- Figure record extracts:
-- start --

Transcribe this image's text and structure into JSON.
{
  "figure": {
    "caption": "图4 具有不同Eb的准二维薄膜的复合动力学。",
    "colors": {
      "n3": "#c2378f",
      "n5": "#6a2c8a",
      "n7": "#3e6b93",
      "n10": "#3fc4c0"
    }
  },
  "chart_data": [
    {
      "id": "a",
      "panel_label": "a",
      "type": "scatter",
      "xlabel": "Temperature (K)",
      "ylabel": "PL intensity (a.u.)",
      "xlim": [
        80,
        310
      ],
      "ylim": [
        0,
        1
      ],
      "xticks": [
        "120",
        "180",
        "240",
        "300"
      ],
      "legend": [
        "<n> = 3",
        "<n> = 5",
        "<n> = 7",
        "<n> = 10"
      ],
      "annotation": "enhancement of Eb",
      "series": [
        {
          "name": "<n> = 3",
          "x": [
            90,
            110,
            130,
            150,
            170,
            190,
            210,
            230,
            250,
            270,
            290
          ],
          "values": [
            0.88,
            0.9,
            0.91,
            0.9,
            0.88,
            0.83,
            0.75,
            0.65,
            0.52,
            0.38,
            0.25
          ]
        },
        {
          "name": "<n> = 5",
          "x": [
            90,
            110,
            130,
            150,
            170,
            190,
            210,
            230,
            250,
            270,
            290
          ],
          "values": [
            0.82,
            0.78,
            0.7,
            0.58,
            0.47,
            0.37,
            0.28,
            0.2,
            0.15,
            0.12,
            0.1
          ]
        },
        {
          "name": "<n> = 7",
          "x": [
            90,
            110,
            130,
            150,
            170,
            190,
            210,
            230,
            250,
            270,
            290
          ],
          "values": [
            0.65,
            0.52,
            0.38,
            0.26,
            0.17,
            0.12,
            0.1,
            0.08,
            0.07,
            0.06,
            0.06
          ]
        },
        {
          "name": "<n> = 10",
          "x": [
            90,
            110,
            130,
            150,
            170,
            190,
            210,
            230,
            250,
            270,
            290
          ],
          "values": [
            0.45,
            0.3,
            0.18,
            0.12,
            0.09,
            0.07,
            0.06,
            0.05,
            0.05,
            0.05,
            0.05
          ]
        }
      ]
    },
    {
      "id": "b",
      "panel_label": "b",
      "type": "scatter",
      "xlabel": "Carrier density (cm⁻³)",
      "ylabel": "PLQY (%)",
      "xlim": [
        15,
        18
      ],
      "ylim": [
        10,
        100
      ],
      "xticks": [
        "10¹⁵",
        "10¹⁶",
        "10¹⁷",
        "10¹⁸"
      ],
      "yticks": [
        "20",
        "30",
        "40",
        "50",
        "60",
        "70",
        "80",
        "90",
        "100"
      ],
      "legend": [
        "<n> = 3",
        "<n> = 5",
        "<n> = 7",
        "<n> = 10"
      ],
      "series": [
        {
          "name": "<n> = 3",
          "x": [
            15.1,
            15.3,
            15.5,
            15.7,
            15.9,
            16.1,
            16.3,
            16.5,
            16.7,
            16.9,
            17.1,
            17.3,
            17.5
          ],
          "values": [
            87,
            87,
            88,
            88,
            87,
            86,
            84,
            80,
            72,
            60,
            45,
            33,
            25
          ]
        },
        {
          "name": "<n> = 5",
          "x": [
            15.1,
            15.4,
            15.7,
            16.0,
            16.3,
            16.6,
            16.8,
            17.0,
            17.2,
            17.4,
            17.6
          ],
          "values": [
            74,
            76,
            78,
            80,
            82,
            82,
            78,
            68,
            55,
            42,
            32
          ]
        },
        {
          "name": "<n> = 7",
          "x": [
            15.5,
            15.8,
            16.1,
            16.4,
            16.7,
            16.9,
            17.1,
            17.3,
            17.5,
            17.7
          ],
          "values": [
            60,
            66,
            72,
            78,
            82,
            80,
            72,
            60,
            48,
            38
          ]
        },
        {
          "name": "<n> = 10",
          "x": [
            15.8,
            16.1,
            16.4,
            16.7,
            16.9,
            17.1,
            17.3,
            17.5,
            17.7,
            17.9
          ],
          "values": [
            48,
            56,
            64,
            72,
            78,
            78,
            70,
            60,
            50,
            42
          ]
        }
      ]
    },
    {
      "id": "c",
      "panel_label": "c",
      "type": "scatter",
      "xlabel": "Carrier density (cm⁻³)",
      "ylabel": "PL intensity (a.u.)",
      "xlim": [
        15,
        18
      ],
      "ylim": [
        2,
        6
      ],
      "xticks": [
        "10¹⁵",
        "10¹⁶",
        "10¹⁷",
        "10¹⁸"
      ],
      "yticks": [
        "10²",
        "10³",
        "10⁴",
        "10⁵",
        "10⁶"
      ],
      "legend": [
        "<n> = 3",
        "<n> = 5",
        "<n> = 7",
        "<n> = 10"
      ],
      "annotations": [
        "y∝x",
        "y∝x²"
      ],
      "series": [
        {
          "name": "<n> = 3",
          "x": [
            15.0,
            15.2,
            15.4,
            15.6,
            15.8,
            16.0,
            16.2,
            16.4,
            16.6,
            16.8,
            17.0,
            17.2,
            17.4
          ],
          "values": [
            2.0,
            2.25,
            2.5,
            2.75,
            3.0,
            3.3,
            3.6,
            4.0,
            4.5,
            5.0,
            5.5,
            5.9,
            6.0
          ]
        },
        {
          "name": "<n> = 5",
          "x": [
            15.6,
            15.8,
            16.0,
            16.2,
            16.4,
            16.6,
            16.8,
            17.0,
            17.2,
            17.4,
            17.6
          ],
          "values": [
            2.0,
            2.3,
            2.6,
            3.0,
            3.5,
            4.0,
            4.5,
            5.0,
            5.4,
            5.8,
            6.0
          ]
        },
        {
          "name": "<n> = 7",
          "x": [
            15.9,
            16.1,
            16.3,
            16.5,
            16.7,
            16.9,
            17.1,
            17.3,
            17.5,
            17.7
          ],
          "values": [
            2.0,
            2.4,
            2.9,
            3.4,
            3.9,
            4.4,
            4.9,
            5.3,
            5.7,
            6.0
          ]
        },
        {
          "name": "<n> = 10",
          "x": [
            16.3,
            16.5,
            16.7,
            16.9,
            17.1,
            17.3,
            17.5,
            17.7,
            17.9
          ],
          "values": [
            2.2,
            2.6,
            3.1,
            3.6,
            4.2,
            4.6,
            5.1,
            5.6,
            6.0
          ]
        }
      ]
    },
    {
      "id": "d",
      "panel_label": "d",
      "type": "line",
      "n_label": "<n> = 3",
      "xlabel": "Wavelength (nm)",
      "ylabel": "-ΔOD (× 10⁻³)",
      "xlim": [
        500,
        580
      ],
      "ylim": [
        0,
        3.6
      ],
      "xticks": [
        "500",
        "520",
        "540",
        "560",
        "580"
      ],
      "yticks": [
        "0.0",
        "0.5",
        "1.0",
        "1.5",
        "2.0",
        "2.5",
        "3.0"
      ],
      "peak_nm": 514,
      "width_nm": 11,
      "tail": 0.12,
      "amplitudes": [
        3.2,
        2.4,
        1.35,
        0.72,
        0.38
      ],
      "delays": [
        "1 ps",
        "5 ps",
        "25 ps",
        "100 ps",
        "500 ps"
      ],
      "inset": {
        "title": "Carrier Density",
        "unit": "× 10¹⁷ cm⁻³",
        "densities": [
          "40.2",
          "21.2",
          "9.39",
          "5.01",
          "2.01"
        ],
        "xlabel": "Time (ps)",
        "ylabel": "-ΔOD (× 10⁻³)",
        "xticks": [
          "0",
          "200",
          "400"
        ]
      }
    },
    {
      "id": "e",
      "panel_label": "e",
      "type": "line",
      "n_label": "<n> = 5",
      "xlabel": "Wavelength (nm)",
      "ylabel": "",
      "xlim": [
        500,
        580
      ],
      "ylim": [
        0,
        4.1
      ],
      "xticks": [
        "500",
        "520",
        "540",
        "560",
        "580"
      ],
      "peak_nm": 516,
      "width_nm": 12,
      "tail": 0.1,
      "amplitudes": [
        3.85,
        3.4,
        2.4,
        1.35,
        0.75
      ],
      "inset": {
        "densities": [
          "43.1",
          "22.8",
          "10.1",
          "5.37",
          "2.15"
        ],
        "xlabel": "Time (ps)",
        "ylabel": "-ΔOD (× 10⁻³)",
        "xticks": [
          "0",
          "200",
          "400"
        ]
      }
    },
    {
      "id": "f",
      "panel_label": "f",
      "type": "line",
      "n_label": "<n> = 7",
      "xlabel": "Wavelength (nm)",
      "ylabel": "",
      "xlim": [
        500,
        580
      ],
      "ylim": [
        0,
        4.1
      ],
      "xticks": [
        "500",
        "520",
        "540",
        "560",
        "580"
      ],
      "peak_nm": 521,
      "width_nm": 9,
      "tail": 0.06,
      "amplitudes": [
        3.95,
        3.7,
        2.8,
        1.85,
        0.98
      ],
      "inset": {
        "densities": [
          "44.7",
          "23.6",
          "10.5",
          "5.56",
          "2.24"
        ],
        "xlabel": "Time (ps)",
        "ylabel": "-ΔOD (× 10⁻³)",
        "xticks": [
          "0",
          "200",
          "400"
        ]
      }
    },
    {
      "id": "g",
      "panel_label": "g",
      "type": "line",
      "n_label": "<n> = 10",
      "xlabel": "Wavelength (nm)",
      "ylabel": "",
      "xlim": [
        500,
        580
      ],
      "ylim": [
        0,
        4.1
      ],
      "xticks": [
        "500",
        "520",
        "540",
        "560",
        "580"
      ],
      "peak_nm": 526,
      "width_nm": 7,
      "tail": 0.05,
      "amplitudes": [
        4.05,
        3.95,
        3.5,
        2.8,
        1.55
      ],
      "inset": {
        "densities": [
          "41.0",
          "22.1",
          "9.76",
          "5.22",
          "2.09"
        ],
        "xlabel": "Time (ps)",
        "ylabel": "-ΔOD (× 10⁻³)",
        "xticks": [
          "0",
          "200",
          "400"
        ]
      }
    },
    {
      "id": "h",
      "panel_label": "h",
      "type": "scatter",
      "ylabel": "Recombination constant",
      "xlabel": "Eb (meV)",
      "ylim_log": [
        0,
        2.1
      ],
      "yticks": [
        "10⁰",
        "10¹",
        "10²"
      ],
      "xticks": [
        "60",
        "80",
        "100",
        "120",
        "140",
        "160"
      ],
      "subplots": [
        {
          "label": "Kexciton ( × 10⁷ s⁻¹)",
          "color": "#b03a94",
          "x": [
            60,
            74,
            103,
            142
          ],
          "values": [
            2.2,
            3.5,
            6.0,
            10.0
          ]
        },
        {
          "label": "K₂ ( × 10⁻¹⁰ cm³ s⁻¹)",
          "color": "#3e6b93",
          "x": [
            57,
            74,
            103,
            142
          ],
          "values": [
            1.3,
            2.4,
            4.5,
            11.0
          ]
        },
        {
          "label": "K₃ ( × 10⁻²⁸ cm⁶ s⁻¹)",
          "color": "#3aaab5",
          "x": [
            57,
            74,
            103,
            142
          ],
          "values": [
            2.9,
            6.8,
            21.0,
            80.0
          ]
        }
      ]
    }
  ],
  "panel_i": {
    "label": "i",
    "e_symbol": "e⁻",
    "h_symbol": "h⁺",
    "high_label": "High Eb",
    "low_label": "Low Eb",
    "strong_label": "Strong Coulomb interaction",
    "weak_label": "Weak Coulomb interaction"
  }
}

-- end --

- THE REQUEST: Filter the listing for the word "interaction" and copy every line that holds it.

- SOLVED EXERCISE:
    "strong_label": "Strong Coulomb interaction",
    "weak_label": "Weak Coulomb interaction"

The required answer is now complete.